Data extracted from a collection
[start]

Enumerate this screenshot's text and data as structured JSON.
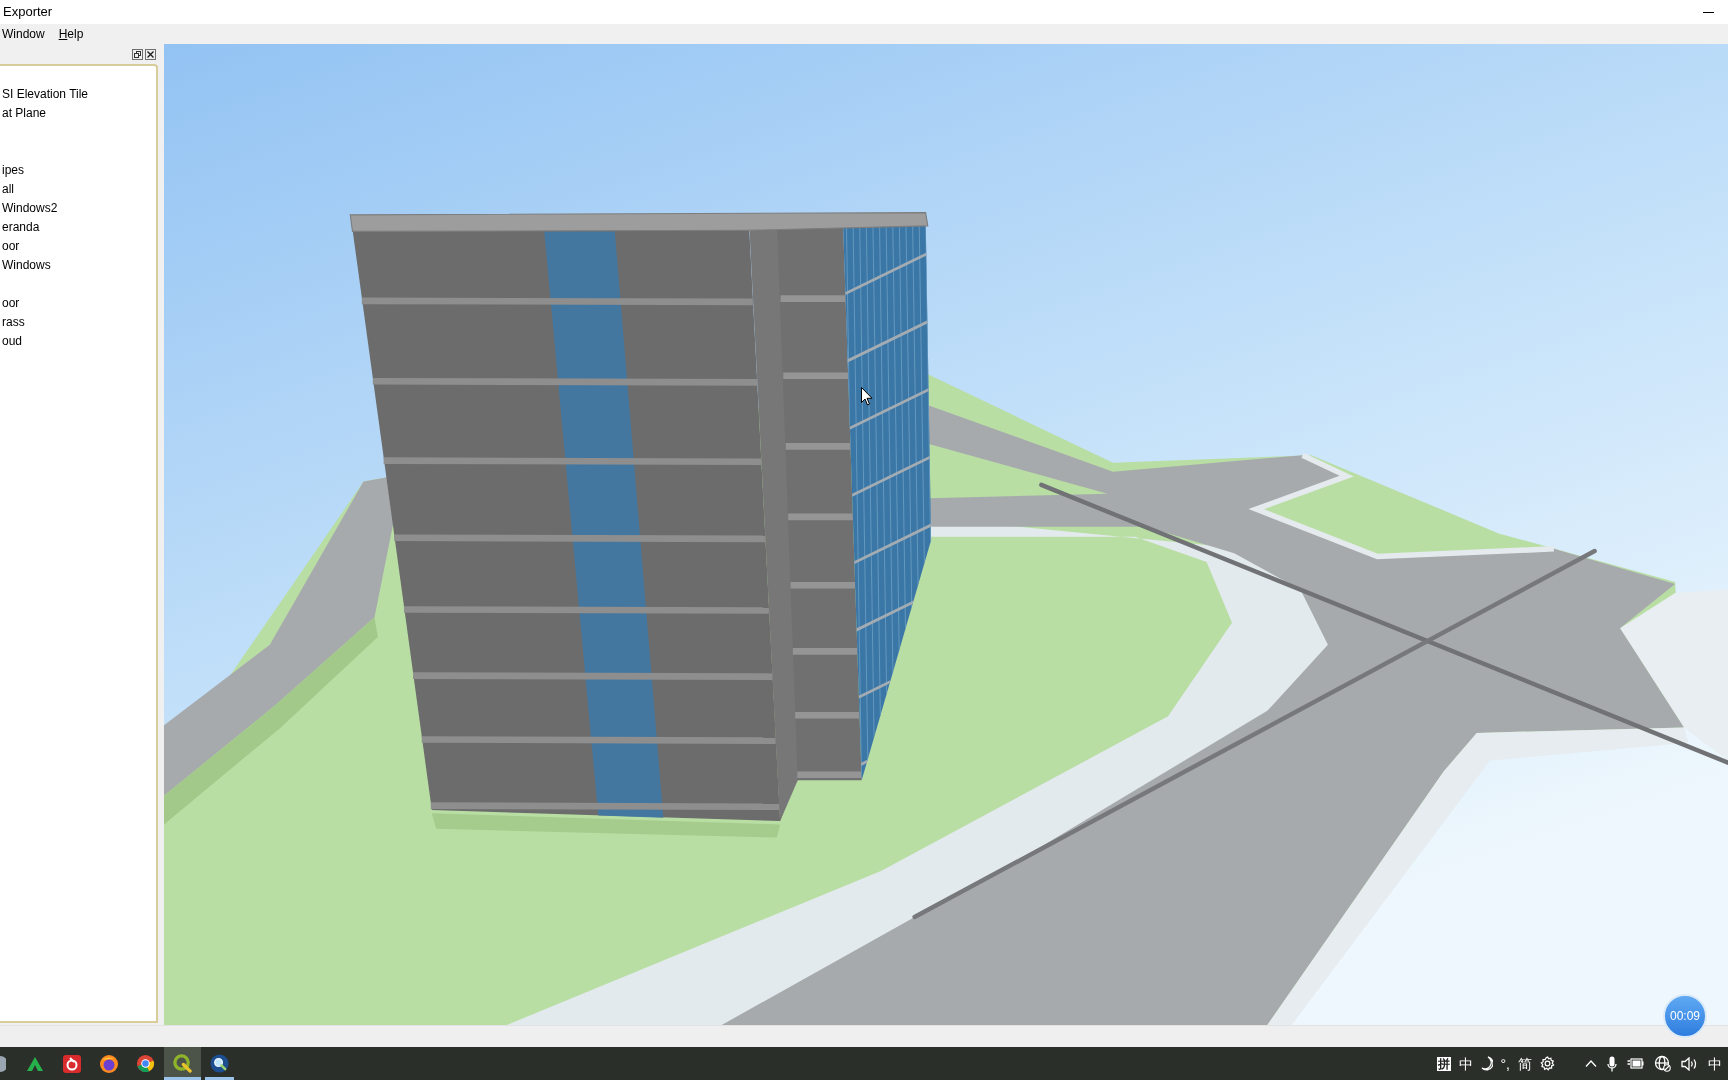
{
  "window": {
    "title": "Exporter"
  },
  "menu": [
    {
      "label": "Window",
      "mnemonic": false
    },
    {
      "label": "Help",
      "mnemonic": true
    }
  ],
  "layer_panel": {
    "tree": [
      {
        "children": [
          {
            "label": "SI Elevation Tile"
          },
          {
            "label": "at Plane"
          }
        ]
      },
      {
        "children": [
          {
            "children": [
              {
                "label": "ipes"
              },
              {
                "label": "all"
              },
              {
                "label": "Windows2"
              },
              {
                "label": "eranda"
              },
              {
                "label": "oor"
              },
              {
                "label": "Windows"
              }
            ]
          }
        ]
      },
      {
        "children": [
          {
            "label": "oor"
          },
          {
            "label": "rass"
          },
          {
            "label": "oud"
          }
        ]
      }
    ]
  },
  "recording_timer": {
    "text": "00:09"
  },
  "taskbar": {
    "apps": [
      {
        "kind": "disc",
        "selected": false,
        "running": false
      },
      {
        "kind": "arch",
        "selected": false,
        "running": false
      },
      {
        "kind": "swirl",
        "selected": false,
        "running": false
      },
      {
        "kind": "orb",
        "selected": false,
        "running": false
      },
      {
        "kind": "ring",
        "selected": false,
        "running": false
      },
      {
        "kind": "qmark",
        "selected": true,
        "running": true
      },
      {
        "kind": "magnifier",
        "selected": false,
        "running": true
      }
    ],
    "input_method": [
      {
        "kind": "boxed",
        "text": "拼"
      },
      {
        "kind": "text",
        "text": "中"
      },
      {
        "kind": "moon"
      },
      {
        "kind": "text",
        "text": "°,"
      },
      {
        "kind": "text",
        "text": "简"
      },
      {
        "kind": "gear"
      }
    ],
    "tray": [
      {
        "kind": "chevron"
      },
      {
        "kind": "mic"
      },
      {
        "kind": "battery"
      },
      {
        "kind": "globe"
      },
      {
        "kind": "speaker"
      },
      {
        "kind": "text",
        "text": "中"
      }
    ]
  }
}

[end]

▸ **Exercise directions**
Restate the data above word for word. Do not include the images.

▸ **Result of this exercise**
Enumerate this screenshot's text and data as structured JSON.
{
  "window": {
    "title": "Exporter"
  },
  "menu": [
    {
      "label": "Window",
      "mnemonic": false
    },
    {
      "label": "Help",
      "mnemonic": true
    }
  ],
  "layer_panel": {
    "tree": [
      {
        "children": [
          {
            "label": "SI Elevation Tile"
          },
          {
            "label": "at Plane"
          }
        ]
      },
      {
        "children": [
          {
            "children": [
              {
                "label": "ipes"
              },
              {
                "label": "all"
              },
              {
                "label": "Windows2"
              },
              {
                "label": "eranda"
              },
              {
                "label": "oor"
              },
              {
                "label": "Windows"
              }
            ]
          }
        ]
      },
      {
        "children": [
          {
            "label": "oor"
          },
          {
            "label": "rass"
          },
          {
            "label": "oud"
          }
        ]
      }
    ]
  },
  "recording_timer": {
    "text": "00:09"
  },
  "taskbar": {
    "apps": [
      {
        "kind": "disc",
        "selected": false,
        "running": false
      },
      {
        "kind": "arch",
        "selected": false,
        "running": false
      },
      {
        "kind": "swirl",
        "selected": false,
        "running": false
      },
      {
        "kind": "orb",
        "selected": false,
        "running": false
      },
      {
        "kind": "ring",
        "selected": false,
        "running": false
      },
      {
        "kind": "qmark",
        "selected": true,
        "running": true
      },
      {
        "kind": "magnifier",
        "selected": false,
        "running": true
      }
    ],
    "input_method": [
      {
        "kind": "boxed",
        "text": "拼"
      },
      {
        "kind": "text",
        "text": "中"
      },
      {
        "kind": "moon"
      },
      {
        "kind": "text",
        "text": "°,"
      },
      {
        "kind": "text",
        "text": "简"
      },
      {
        "kind": "gear"
      }
    ],
    "tray": [
      {
        "kind": "chevron"
      },
      {
        "kind": "mic"
      },
      {
        "kind": "battery"
      },
      {
        "kind": "globe"
      },
      {
        "kind": "speaker"
      },
      {
        "kind": "text",
        "text": "中"
      }
    ]
  }
}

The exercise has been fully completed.